-- START Exercise material --

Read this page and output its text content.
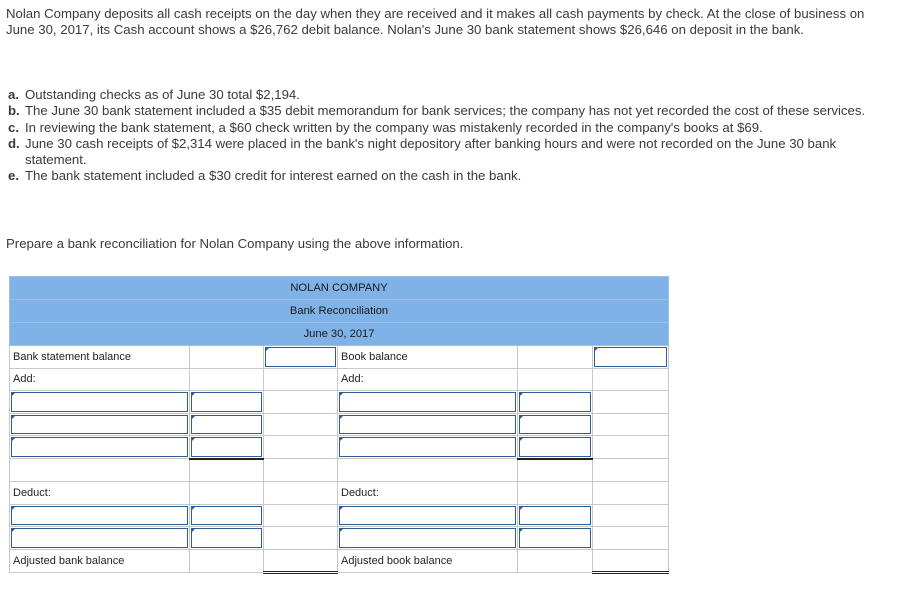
Nolan Company deposits all cash receipts on the day when they are received and it makes all cash payments by check. At the close of business on June 30, 2017, its Cash account shows a $26,762 debit balance. Nolan's June 30 bank statement shows $26,646 on deposit in the bank.

a. Outstanding checks as of June 30 total $2,194.
b. The June 30 bank statement included a $35 debit memorandum for bank services; the company has not yet recorded the cost of these services.
c. In reviewing the bank statement, a $60 check written by the company was mistakenly recorded in the company's books at $69.
d. June 30 cash receipts of $2,314 were placed in the bank's night depository after banking hours and were not recorded on the June 30 bank statement.
e. The bank statement included a $30 credit for interest earned on the cash in the bank.
Prepare a bank reconciliation for Nolan Company using the above information.
NOLAN COMPANY					
Bank Reconciliation					
June 30, 2017					
Bank statement balance			Book balance		

Add:			Add:		

Deduct:			Deduct:		

Adjusted bank balance			Adjusted book balance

-- END Exercise material --

What the task asks: Take the listing and print it again exactly, but without any pictures.

Task answer:
Read this page and output its text content.
Nolan Company deposits all cash receipts on the day when they are received and it makes all cash payments by check. At the close of business on June 30, 2017, its Cash account shows a $26,762 debit balance. Nolan's June 30 bank statement shows $26,646 on deposit in the bank.

a. Outstanding checks as of June 30 total $2,194.
b. The June 30 bank statement included a $35 debit memorandum for bank services; the company has not yet recorded the cost of these services.
c. In reviewing the bank statement, a $60 check written by the company was mistakenly recorded in the company's books at $69.
d. June 30 cash receipts of $2,314 were placed in the bank's night depository after banking hours and were not recorded on the June 30 bank statement.
e. The bank statement included a $30 credit for interest earned on the cash in the bank.
Prepare a bank reconciliation for Nolan Company using the above information.
NOLAN COMPANY					
Bank Reconciliation					
June 30, 2017					
Bank statement balance			Book balance		

Add:			Add:		

Deduct:			Deduct:		

Adjusted bank balance			Adjusted book balance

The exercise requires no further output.